Written instruction:
With the pictures left out, write out exactly the lines from the one containing "What does this" through the end.
### Exercise input
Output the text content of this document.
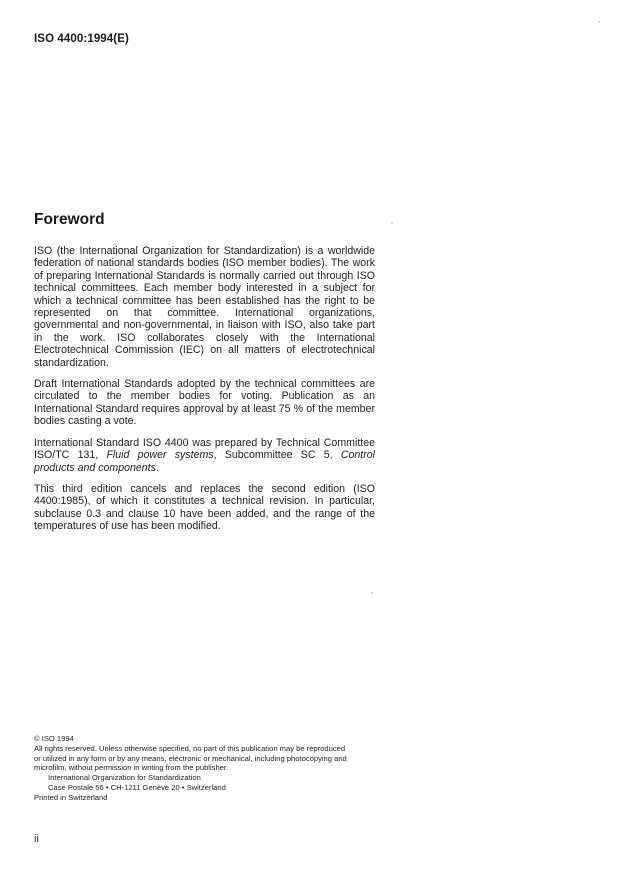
ISO 4400:1994(E)
Foreword

ISO (the International Organization for Standardization) is a worldwide federation of national standards bodies (ISO member bodies). The work of preparing International Standards is normally carried out through ISO technical committees. Each member body interested in a subject for which a technical committee has been established has the right to be represented on that committee. International organizations, governmental and non-governmental, in liaison with ISO, also take part in the work. ISO collaborates closely with the International Electrotechnical Commission (IEC) on all matters of electrotechnical standardization.

Draft International Standards adopted by the technical committees are circulated to the member bodies for voting. Publication as an International Standard requires approval by at least 75 % of the member bodies casting a vote.

International Standard ISO 4400 was prepared by Technical Committee ISO/TC 131, Fluid power systems, Subcommittee SC 5, Control products and components.

This third edition cancels and replaces the second edition (ISO 4400:1985), of which it constitutes a technical revision. In particular, subclause 0.3 and clause 10 have been added, and the range of the temperatures of use has been modified.

© ISO 1994
All rights reserved. Unless otherwise specified, no part of this publication may be reproduced
or utilized in any form or by any means, electronic or mechanical, including photocopying and
microfilm, without permission in writing from the publisher.
International Organization for Standardization
Case Postale 56 • CH-1211 Genève 20 • Switzerland
Printed in Switzerland
ii
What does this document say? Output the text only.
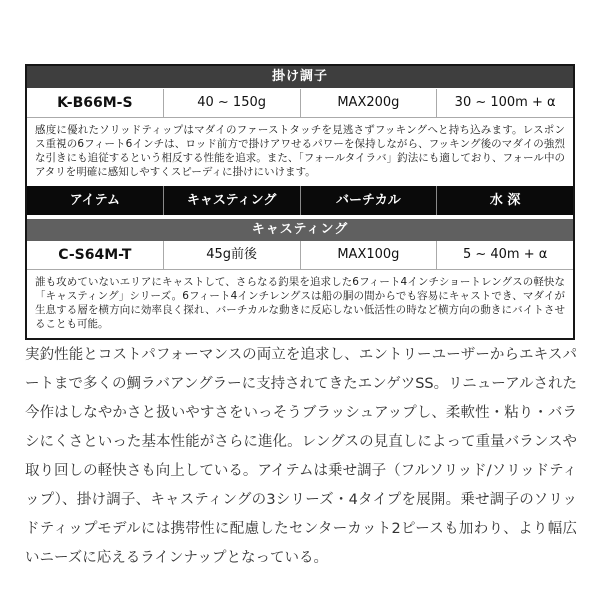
掛け調子
K-B66M-S	40 ~ 150g	MAX200g	30 ~ 100m + α
感度に優れたソリッドティップはマダイのファーストタッチを見逃さずフッキングへと持ち込みます。レスポンス重視の6フィート6インチは、ロッド前方で掛けアワせるパワーを保持しながら、フッキング後のマダイの強烈な引きにも追従するという相反する性能を追求。また、「フォールタイラバ」釣法にも適しており、フォール中のアタリを明確に感知しやすくスピーディに掛けにいけます。
アイテム	キャスティング	バーチカル	水 深
キャスティング
C-S64M-T	45g前後	MAX100g	5 ~ 40m + α
誰も攻めていないエリアにキャストして、さらなる釣果を追求した6フィート4インチショートレングスの軽快な「キャスティング」シリーズ。6フィート4インチレングスは船の胴の間からでも容易にキャストでき、マダイが生息する層を横方向に効率良く探れ、バーチカルな動きに反応しない低活性の時など横方向の動きにバイトさせることも可能。
実釣性能とコストパフォーマンスの両立を追求し、エントリーユーザーからエキスパートまで多くの鯛ラバアングラーに支持されてきたエンゲツSS。リニューアルされた今作はしなやかさと扱いやすさをいっそうブラッシュアップし、柔軟性・粘り・バラシにくさといった基本性能がさらに進化。レングスの見直しによって重量バランスや取り回しの軽快さも向上している。アイテムは乗せ調子（フルソリッド/ソリッドティップ）、掛け調子、キャスティングの3シリーズ・4タイプを展開。乗せ調子のソリッドティップモデルには携帯性に配慮したセンターカット2ピースも加わり、より幅広いニーズに応えるラインナップとなっている。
######
Correct answer:
What does this document say? Output the text only.
掛け調子
K-B66M-S	40 ~ 150g	MAX200g	30 ~ 100m + α
感度に優れたソリッドティップはマダイのファーストタッチを見逃さずフッキングへと持ち込みます。レスポンス重視の6フィート6インチは、ロッド前方で掛けアワせるパワーを保持しながら、フッキング後のマダイの強烈な引きにも追従するという相反する性能を追求。また、「フォールタイラバ」釣法にも適しており、フォール中のアタリを明確に感知しやすくスピーディに掛けにいけます。
アイテム	キャスティング	バーチカル	水 深
キャスティング
C-S64M-T	45g前後	MAX100g	5 ~ 40m + α
誰も攻めていないエリアにキャストして、さらなる釣果を追求した6フィート4インチショートレングスの軽快な「キャスティング」シリーズ。6フィート4インチレングスは船の胴の間からでも容易にキャストでき、マダイが生息する層を横方向に効率良く探れ、バーチカルな動きに反応しない低活性の時など横方向の動きにバイトさせることも可能。
実釣性能とコストパフォーマンスの両立を追求し、エントリーユーザーからエキスパートまで多くの鯛ラバアングラーに支持されてきたエンゲツSS。リニューアルされた今作はしなやかさと扱いやすさをいっそうブラッシュアップし、柔軟性・粘り・バラシにくさといった基本性能がさらに進化。レングスの見直しによって重量バランスや取り回しの軽快さも向上している。アイテムは乗せ調子（フルソリッド/ソリッドティップ）、掛け調子、キャスティングの3シリーズ・4タイプを展開。乗せ調子のソリッドティップモデルには携帯性に配慮したセンターカット2ピースも加わり、より幅広いニーズに応えるラインナップとなっている。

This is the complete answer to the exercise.